── Data

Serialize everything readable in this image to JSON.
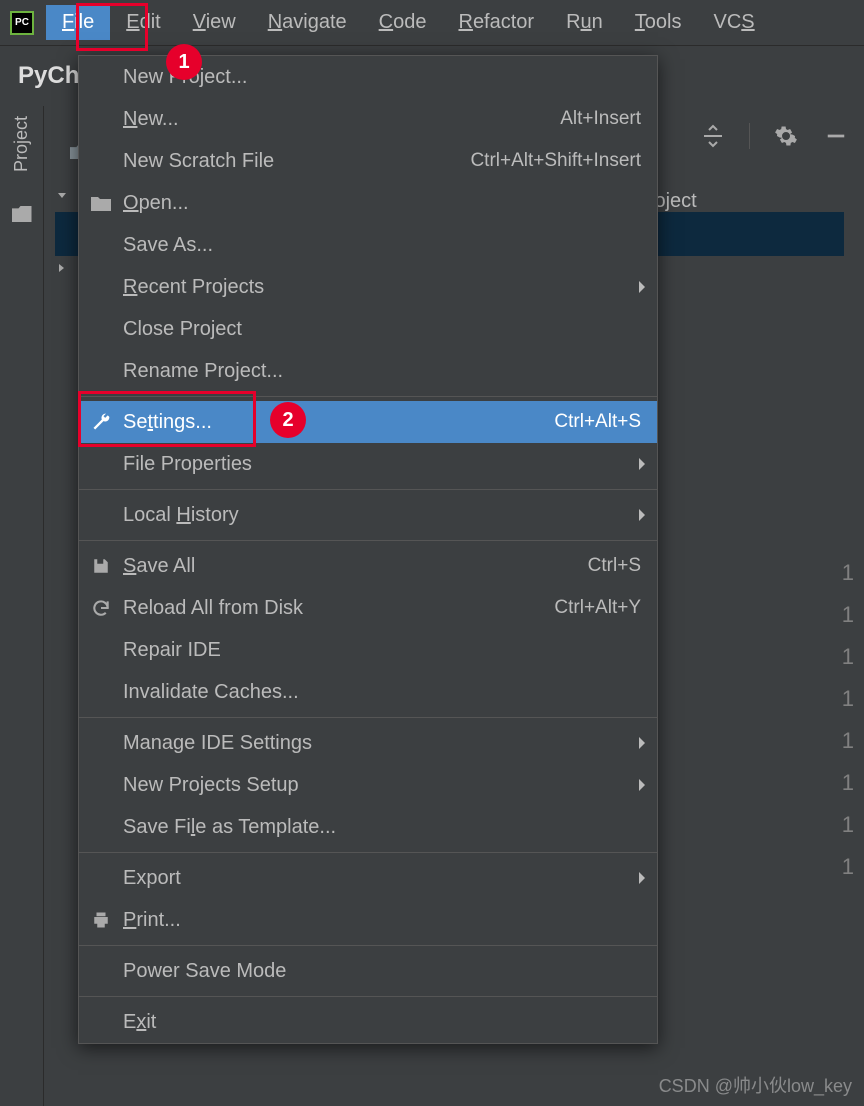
{
  "app": {
    "icon_label": "PC",
    "title_fragment": "PyCh"
  },
  "menubar": {
    "items": [
      {
        "label": "File",
        "mn": "F",
        "active": true
      },
      {
        "label": "Edit",
        "mn": "E"
      },
      {
        "label": "View",
        "mn": "V"
      },
      {
        "label": "Navigate",
        "mn": "N"
      },
      {
        "label": "Code",
        "mn": "C"
      },
      {
        "label": "Refactor",
        "mn": "R"
      },
      {
        "label": "Run",
        "mn": "u"
      },
      {
        "label": "Tools",
        "mn": "T"
      },
      {
        "label": "VCS",
        "mn": "S"
      }
    ]
  },
  "toolwindow": {
    "project_label": "Project"
  },
  "background": {
    "breadcrumb_tail": "armProject"
  },
  "gutter_numbers": [
    "1",
    "1",
    "1",
    "1",
    "1",
    "1",
    "1",
    "1"
  ],
  "dropdown": {
    "groups": [
      [
        {
          "label": "New Project...",
          "icon": ""
        },
        {
          "label": "New...",
          "mn": "N",
          "shortcut": "Alt+Insert",
          "icon": ""
        },
        {
          "label": "New Scratch File",
          "shortcut": "Ctrl+Alt+Shift+Insert",
          "icon": ""
        },
        {
          "label": "Open...",
          "mn": "O",
          "icon": "folder"
        },
        {
          "label": "Save As...",
          "icon": ""
        },
        {
          "label": "Recent Projects",
          "mn": "R",
          "submenu": true,
          "icon": ""
        },
        {
          "label": "Close Project",
          "icon": ""
        },
        {
          "label": "Rename Project...",
          "icon": ""
        }
      ],
      [
        {
          "label": "Settings...",
          "mn": "t",
          "shortcut": "Ctrl+Alt+S",
          "icon": "wrench",
          "hover": true
        },
        {
          "label": "File Properties",
          "submenu": true,
          "icon": ""
        }
      ],
      [
        {
          "label": "Local History",
          "mn": "H",
          "submenu": true,
          "icon": ""
        }
      ],
      [
        {
          "label": "Save All",
          "mn": "S",
          "shortcut": "Ctrl+S",
          "icon": "save"
        },
        {
          "label": "Reload All from Disk",
          "shortcut": "Ctrl+Alt+Y",
          "icon": "reload"
        },
        {
          "label": "Repair IDE",
          "icon": ""
        },
        {
          "label": "Invalidate Caches...",
          "icon": ""
        }
      ],
      [
        {
          "label": "Manage IDE Settings",
          "submenu": true,
          "icon": ""
        },
        {
          "label": "New Projects Setup",
          "submenu": true,
          "icon": ""
        },
        {
          "label": "Save File as Template...",
          "mn": "l",
          "icon": ""
        }
      ],
      [
        {
          "label": "Export",
          "submenu": true,
          "icon": ""
        },
        {
          "label": "Print...",
          "mn": "P",
          "icon": "print"
        }
      ],
      [
        {
          "label": "Power Save Mode",
          "icon": ""
        }
      ],
      [
        {
          "label": "Exit",
          "mn": "x",
          "icon": ""
        }
      ]
    ]
  },
  "annotations": {
    "n1": "1",
    "n2": "2"
  },
  "watermark": "CSDN @帅小伙low_key"
}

────

[Instructions for the task]
Search the records for the word "Insert". Copy every line that has it.

[Written solution]
          "shortcut": "Alt+Insert",
          "shortcut": "Ctrl+Alt+Shift+Insert",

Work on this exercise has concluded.